> **WHAT YOU NEED TO DO**: Quote all lines below exactly. Images stay out.

Records
[BEGIN]

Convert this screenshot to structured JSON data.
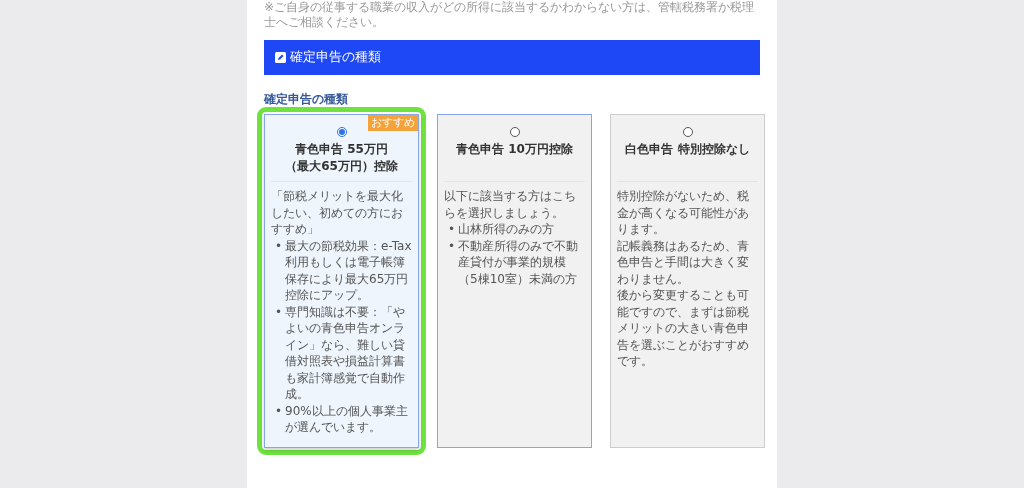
{
  "note": "※ご自身の従事する職業の収入がどの所得に該当するかわからない方は、管轄税務署か税理士へご相談ください。",
  "section_header": {
    "title": "確定申告の種類"
  },
  "field_label": "確定申告の種類",
  "options": [
    {
      "title": "青色申告 55万円（最大65万円）控除",
      "selected": true,
      "highlighted": true,
      "hovered": false,
      "badge": "おすすめ",
      "marker": "•",
      "intro": "「節税メリットを最大化したい、初めての方におすすめ」",
      "bullets": [
        "最大の節税効果：e-Tax利用もしくは電子帳簿保存により最大65万円控除にアップ。",
        "専門知識は不要：「やよいの青色申告オンライン」なら、難しい貸借対照表や損益計算書も家計簿感覚で自動作成。",
        "90%以上の個人事業主が選んでいます。"
      ]
    },
    {
      "title": "青色申告 10万円控除",
      "selected": false,
      "highlighted": false,
      "hovered": true,
      "marker": "•",
      "intro": "以下に該当する方はこちらを選択しましょう。",
      "bullets": [
        "山林所得のみの方",
        "不動産所得のみで不動産貸付が事業的規模（5棟10室）未満の方"
      ]
    },
    {
      "title": "白色申告 特別控除なし",
      "selected": false,
      "highlighted": false,
      "hovered": false,
      "paragraphs": [
        "特別控除がないため、税金が高くなる可能性があります。",
        "記帳義務はあるため、青色申告と手間は大きく変わりません。",
        "後から変更することも可能ですので、まずは節税メリットの大きい青色申告を選ぶことがおすすめです。"
      ]
    }
  ]
}
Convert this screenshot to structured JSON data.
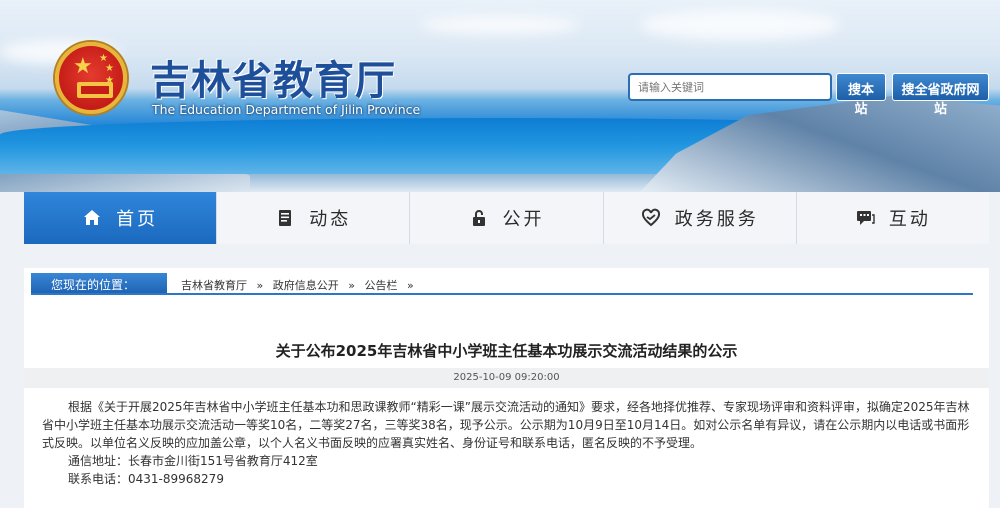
{
  "header": {
    "title": "吉林省教育厅",
    "subtitle": "The Education Department of Jilin Province",
    "search_placeholder": "请输入关键词",
    "search_site_label": "搜本站",
    "search_province_label": "搜全省政府网站"
  },
  "nav": {
    "items": [
      {
        "label": "首页",
        "icon": "home-icon"
      },
      {
        "label": "动态",
        "icon": "news-icon"
      },
      {
        "label": "公开",
        "icon": "lock-icon"
      },
      {
        "label": "政务服务",
        "icon": "service-icon"
      },
      {
        "label": "互动",
        "icon": "chat-icon"
      }
    ],
    "active_index": 0,
    "active_color": "#1b69bf"
  },
  "breadcrumb": {
    "label": "您现在的位置：",
    "items": [
      "吉林省教育厅",
      "政府信息公开",
      "公告栏"
    ],
    "separator": "»"
  },
  "article": {
    "title": "关于公布2025年吉林省中小学班主任基本功展示交流活动结果的公示",
    "date": "2025-10-09 09:20:00",
    "paragraph": "根据《关于开展2025年吉林省中小学班主任基本功和思政课教师“精彩一课”展示交流活动的通知》要求，经各地择优推荐、专家现场评审和资料评审，拟确定2025年吉林省中小学班主任基本功展示交流活动一等奖10名，二等奖27名，三等奖38名，现予公示。公示期为10月9日至10月14日。如对公示名单有异议，请在公示期内以电话或书面形式反映。以单位名义反映的应加盖公章，以个人名义书面反映的应署真实姓名、身份证号和联系电话，匿名反映的不予受理。",
    "address": "通信地址：长春市金川街151号省教育厅412室",
    "phone": "联系电话：0431-89968279"
  }
}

[END]

> **RESPONSE**:
Convert this screenshot to structured JSON data.
{
  "note": "※ご自身の従事する職業の収入がどの所得に該当するかわからない方は、管轄税務署か税理士へご相談ください。",
  "section_header": {
    "title": "確定申告の種類"
  },
  "field_label": "確定申告の種類",
  "options": [
    {
      "title": "青色申告 55万円（最大65万円）控除",
      "selected": true,
      "highlighted": true,
      "hovered": false,
      "badge": "おすすめ",
      "marker": "•",
      "intro": "「節税メリットを最大化したい、初めての方におすすめ」",
      "bullets": [
        "最大の節税効果：e-Tax利用もしくは電子帳簿保存により最大65万円控除にアップ。",
        "専門知識は不要：「やよいの青色申告オンライン」なら、難しい貸借対照表や損益計算書も家計簿感覚で自動作成。",
        "90%以上の個人事業主が選んでいます。"
      ]
    },
    {
      "title": "青色申告 10万円控除",
      "selected": false,
      "highlighted": false,
      "hovered": true,
      "marker": "•",
      "intro": "以下に該当する方はこちらを選択しましょう。",
      "bullets": [
        "山林所得のみの方",
        "不動産所得のみで不動産貸付が事業的規模（5棟10室）未満の方"
      ]
    },
    {
      "title": "白色申告 特別控除なし",
      "selected": false,
      "highlighted": false,
      "hovered": false,
      "paragraphs": [
        "特別控除がないため、税金が高くなる可能性があります。",
        "記帳義務はあるため、青色申告と手間は大きく変わりません。",
        "後から変更することも可能ですので、まずは節税メリットの大きい青色申告を選ぶことがおすすめです。"
      ]
    }
  ]
}
Convert this screenshot to structured JSON data.
{
  "header": {
    "title": "吉林省教育厅",
    "subtitle": "The Education Department of Jilin Province",
    "search_placeholder": "请输入关键词",
    "search_site_label": "搜本站",
    "search_province_label": "搜全省政府网站"
  },
  "nav": {
    "items": [
      {
        "label": "首页",
        "icon": "home-icon"
      },
      {
        "label": "动态",
        "icon": "news-icon"
      },
      {
        "label": "公开",
        "icon": "lock-icon"
      },
      {
        "label": "政务服务",
        "icon": "service-icon"
      },
      {
        "label": "互动",
        "icon": "chat-icon"
      }
    ],
    "active_index": 0,
    "active_color": "#1b69bf"
  },
  "breadcrumb": {
    "label": "您现在的位置：",
    "items": [
      "吉林省教育厅",
      "政府信息公开",
      "公告栏"
    ],
    "separator": "»"
  },
  "article": {
    "title": "关于公布2025年吉林省中小学班主任基本功展示交流活动结果的公示",
    "date": "2025-10-09 09:20:00",
    "paragraph": "根据《关于开展2025年吉林省中小学班主任基本功和思政课教师“精彩一课”展示交流活动的通知》要求，经各地择优推荐、专家现场评审和资料评审，拟确定2025年吉林省中小学班主任基本功展示交流活动一等奖10名，二等奖27名，三等奖38名，现予公示。公示期为10月9日至10月14日。如对公示名单有异议，请在公示期内以电话或书面形式反映。以单位名义反映的应加盖公章，以个人名义书面反映的应署真实姓名、身份证号和联系电话，匿名反映的不予受理。",
    "address": "通信地址：长春市金川街151号省教育厅412室",
    "phone": "联系电话：0431-89968279"
  }
}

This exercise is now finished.